DIRECTIONS FOR THIS TASK:
Would you return the complete listing below word for word?

GIVEN INFORMATION:

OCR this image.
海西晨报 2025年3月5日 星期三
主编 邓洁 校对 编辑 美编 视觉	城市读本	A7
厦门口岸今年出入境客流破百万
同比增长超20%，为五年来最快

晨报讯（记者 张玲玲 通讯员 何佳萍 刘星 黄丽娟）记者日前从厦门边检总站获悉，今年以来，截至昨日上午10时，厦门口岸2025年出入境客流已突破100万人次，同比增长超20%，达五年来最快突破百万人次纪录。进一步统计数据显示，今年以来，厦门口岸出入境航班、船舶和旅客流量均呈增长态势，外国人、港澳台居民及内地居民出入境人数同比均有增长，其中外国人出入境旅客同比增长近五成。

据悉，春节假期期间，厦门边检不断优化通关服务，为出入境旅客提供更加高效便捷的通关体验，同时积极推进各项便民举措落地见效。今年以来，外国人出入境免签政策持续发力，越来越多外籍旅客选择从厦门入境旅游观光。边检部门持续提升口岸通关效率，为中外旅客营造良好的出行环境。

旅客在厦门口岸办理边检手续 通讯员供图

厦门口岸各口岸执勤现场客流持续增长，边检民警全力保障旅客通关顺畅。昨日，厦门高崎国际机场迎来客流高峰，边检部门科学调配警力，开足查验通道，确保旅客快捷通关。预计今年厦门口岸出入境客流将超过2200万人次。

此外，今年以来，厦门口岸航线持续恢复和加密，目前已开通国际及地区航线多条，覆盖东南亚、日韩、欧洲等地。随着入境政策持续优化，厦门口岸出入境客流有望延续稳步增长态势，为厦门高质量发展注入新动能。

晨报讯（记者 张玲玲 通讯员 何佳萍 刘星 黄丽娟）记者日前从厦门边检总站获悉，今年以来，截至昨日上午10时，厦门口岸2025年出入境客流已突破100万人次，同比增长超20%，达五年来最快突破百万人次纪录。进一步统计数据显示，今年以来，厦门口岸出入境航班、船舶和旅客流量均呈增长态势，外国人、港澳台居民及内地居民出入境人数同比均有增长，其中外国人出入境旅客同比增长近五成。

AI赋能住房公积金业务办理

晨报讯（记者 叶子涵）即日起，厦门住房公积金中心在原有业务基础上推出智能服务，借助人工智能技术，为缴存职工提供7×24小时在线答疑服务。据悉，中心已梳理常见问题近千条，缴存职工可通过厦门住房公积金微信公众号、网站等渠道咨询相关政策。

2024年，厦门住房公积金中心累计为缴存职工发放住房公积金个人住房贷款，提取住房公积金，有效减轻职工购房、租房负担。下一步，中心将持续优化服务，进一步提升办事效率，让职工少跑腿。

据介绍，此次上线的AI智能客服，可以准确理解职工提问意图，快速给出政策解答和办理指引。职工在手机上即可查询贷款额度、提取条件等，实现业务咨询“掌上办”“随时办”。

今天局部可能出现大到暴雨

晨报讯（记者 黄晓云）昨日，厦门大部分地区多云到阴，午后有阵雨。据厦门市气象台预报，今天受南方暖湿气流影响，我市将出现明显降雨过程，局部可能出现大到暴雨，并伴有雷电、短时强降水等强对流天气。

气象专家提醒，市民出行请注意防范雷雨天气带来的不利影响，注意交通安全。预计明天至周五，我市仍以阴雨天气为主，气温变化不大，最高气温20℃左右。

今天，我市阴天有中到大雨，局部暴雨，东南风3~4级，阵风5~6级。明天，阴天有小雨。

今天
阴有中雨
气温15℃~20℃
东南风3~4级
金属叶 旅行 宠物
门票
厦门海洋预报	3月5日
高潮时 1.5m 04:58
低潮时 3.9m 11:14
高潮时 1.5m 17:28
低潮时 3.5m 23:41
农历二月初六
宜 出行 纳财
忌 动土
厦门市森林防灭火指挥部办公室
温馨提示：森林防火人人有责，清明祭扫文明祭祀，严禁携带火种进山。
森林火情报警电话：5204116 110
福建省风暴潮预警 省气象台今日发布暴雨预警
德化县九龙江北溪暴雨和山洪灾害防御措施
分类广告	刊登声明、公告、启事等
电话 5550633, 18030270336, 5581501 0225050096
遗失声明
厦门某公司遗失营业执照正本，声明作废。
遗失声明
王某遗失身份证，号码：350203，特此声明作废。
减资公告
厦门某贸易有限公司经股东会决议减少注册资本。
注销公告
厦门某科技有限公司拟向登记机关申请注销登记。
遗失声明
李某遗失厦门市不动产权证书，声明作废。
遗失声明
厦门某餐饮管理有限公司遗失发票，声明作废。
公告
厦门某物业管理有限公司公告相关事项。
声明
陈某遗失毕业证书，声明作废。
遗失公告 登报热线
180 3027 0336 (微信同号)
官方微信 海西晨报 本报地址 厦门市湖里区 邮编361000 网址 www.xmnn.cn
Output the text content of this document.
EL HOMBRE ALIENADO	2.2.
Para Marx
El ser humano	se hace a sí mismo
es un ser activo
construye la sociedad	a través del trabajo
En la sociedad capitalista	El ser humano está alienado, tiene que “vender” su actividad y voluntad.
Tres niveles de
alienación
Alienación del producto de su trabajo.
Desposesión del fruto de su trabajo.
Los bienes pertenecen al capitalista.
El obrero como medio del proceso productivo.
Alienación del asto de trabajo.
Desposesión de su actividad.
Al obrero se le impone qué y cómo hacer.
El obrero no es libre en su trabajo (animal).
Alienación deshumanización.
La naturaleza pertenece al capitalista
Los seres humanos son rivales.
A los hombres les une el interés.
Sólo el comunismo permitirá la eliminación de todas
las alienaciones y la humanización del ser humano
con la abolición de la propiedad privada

WRITTEN ANSWER:
OCR this image.
海西晨报 2025年3月5日 星期三
主编 邓洁 校对 编辑 美编 视觉	城市读本	A7
厦门口岸今年出入境客流破百万
同比增长超20%，为五年来最快

晨报讯（记者 张玲玲 通讯员 何佳萍 刘星 黄丽娟）记者日前从厦门边检总站获悉，今年以来，截至昨日上午10时，厦门口岸2025年出入境客流已突破100万人次，同比增长超20%，达五年来最快突破百万人次纪录。进一步统计数据显示，今年以来，厦门口岸出入境航班、船舶和旅客流量均呈增长态势，外国人、港澳台居民及内地居民出入境人数同比均有增长，其中外国人出入境旅客同比增长近五成。

据悉，春节假期期间，厦门边检不断优化通关服务，为出入境旅客提供更加高效便捷的通关体验，同时积极推进各项便民举措落地见效。今年以来，外国人出入境免签政策持续发力，越来越多外籍旅客选择从厦门入境旅游观光。边检部门持续提升口岸通关效率，为中外旅客营造良好的出行环境。

旅客在厦门口岸办理边检手续 通讯员供图

厦门口岸各口岸执勤现场客流持续增长，边检民警全力保障旅客通关顺畅。昨日，厦门高崎国际机场迎来客流高峰，边检部门科学调配警力，开足查验通道，确保旅客快捷通关。预计今年厦门口岸出入境客流将超过2200万人次。

此外，今年以来，厦门口岸航线持续恢复和加密，目前已开通国际及地区航线多条，覆盖东南亚、日韩、欧洲等地。随着入境政策持续优化，厦门口岸出入境客流有望延续稳步增长态势，为厦门高质量发展注入新动能。

晨报讯（记者 张玲玲 通讯员 何佳萍 刘星 黄丽娟）记者日前从厦门边检总站获悉，今年以来，截至昨日上午10时，厦门口岸2025年出入境客流已突破100万人次，同比增长超20%，达五年来最快突破百万人次纪录。进一步统计数据显示，今年以来，厦门口岸出入境航班、船舶和旅客流量均呈增长态势，外国人、港澳台居民及内地居民出入境人数同比均有增长，其中外国人出入境旅客同比增长近五成。

AI赋能住房公积金业务办理

晨报讯（记者 叶子涵）即日起，厦门住房公积金中心在原有业务基础上推出智能服务，借助人工智能技术，为缴存职工提供7×24小时在线答疑服务。据悉，中心已梳理常见问题近千条，缴存职工可通过厦门住房公积金微信公众号、网站等渠道咨询相关政策。

2024年，厦门住房公积金中心累计为缴存职工发放住房公积金个人住房贷款，提取住房公积金，有效减轻职工购房、租房负担。下一步，中心将持续优化服务，进一步提升办事效率，让职工少跑腿。

据介绍，此次上线的AI智能客服，可以准确理解职工提问意图，快速给出政策解答和办理指引。职工在手机上即可查询贷款额度、提取条件等，实现业务咨询“掌上办”“随时办”。

今天局部可能出现大到暴雨

晨报讯（记者 黄晓云）昨日，厦门大部分地区多云到阴，午后有阵雨。据厦门市气象台预报，今天受南方暖湿气流影响，我市将出现明显降雨过程，局部可能出现大到暴雨，并伴有雷电、短时强降水等强对流天气。

气象专家提醒，市民出行请注意防范雷雨天气带来的不利影响，注意交通安全。预计明天至周五，我市仍以阴雨天气为主，气温变化不大，最高气温20℃左右。

今天，我市阴天有中到大雨，局部暴雨，东南风3~4级，阵风5~6级。明天，阴天有小雨。

今天
阴有中雨
气温15℃~20℃
东南风3~4级
金属叶 旅行 宠物
门票
厦门海洋预报	3月5日
高潮时 1.5m 04:58
低潮时 3.9m 11:14
高潮时 1.5m 17:28
低潮时 3.5m 23:41
农历二月初六
宜 出行 纳财
忌 动土
厦门市森林防灭火指挥部办公室
温馨提示：森林防火人人有责，清明祭扫文明祭祀，严禁携带火种进山。
森林火情报警电话：5204116 110
福建省风暴潮预警 省气象台今日发布暴雨预警
德化县九龙江北溪暴雨和山洪灾害防御措施
分类广告	刊登声明、公告、启事等
电话 5550633, 18030270336, 5581501 0225050096
遗失声明
厦门某公司遗失营业执照正本，声明作废。
遗失声明
王某遗失身份证，号码：350203，特此声明作废。
减资公告
厦门某贸易有限公司经股东会决议减少注册资本。
注销公告
厦门某科技有限公司拟向登记机关申请注销登记。
遗失声明
李某遗失厦门市不动产权证书，声明作废。
遗失声明
厦门某餐饮管理有限公司遗失发票，声明作废。
公告
厦门某物业管理有限公司公告相关事项。
声明
陈某遗失毕业证书，声明作废。
遗失公告 登报热线
180 3027 0336 (微信同号)
官方微信 海西晨报 本报地址 厦门市湖里区 邮编361000 网址 www.xmnn.cn
Output the text content of this document.
EL HOMBRE ALIENADO	2.2.
Para Marx
El ser humano	se hace a sí mismo
es un ser activo
construye la sociedad	a través del trabajo
En la sociedad capitalista	El ser humano está alienado, tiene que “vender” su actividad y voluntad.
Tres niveles de
alienación
Alienación del producto de su trabajo.
Desposesión del fruto de su trabajo.
Los bienes pertenecen al capitalista.
El obrero como medio del proceso productivo.
Alienación del asto de trabajo.
Desposesión de su actividad.
Al obrero se le impone qué y cómo hacer.
El obrero no es libre en su trabajo (animal).
Alienación deshumanización.
La naturaleza pertenece al capitalista
Los seres humanos son rivales.
A los hombres les une el interés.
Sólo el comunismo permitirá la eliminación de todas
las alienaciones y la humanización del ser humano
con la abolición de la propiedad privada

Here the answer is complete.